Written problem = Make an exact copy of the records, with the images left out.
* begin Extracted data *
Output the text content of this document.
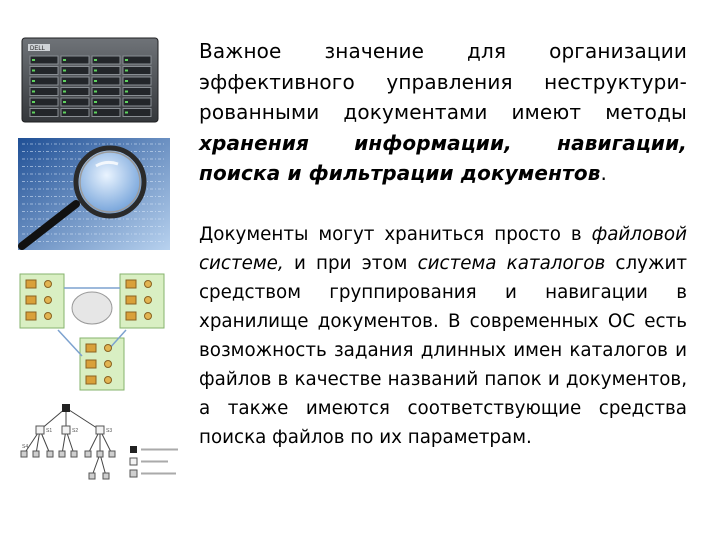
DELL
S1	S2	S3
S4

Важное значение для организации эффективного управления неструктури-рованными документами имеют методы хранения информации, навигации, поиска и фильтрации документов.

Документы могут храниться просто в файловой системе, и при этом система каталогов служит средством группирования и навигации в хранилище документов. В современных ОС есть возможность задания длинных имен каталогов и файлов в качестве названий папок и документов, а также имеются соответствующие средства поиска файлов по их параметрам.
* end Extracted data *
The output =
Output the text content of this document.
DELL
S1	S2	S3
S4

Важное значение для организации эффективного управления неструктури-рованными документами имеют методы хранения информации, навигации, поиска и фильтрации документов.

Документы могут храниться просто в файловой системе, и при этом система каталогов служит средством группирования и навигации в хранилище документов. В современных ОС есть возможность задания длинных имен каталогов и файлов в качестве названий папок и документов, а также имеются соответствующие средства поиска файлов по их параметрам.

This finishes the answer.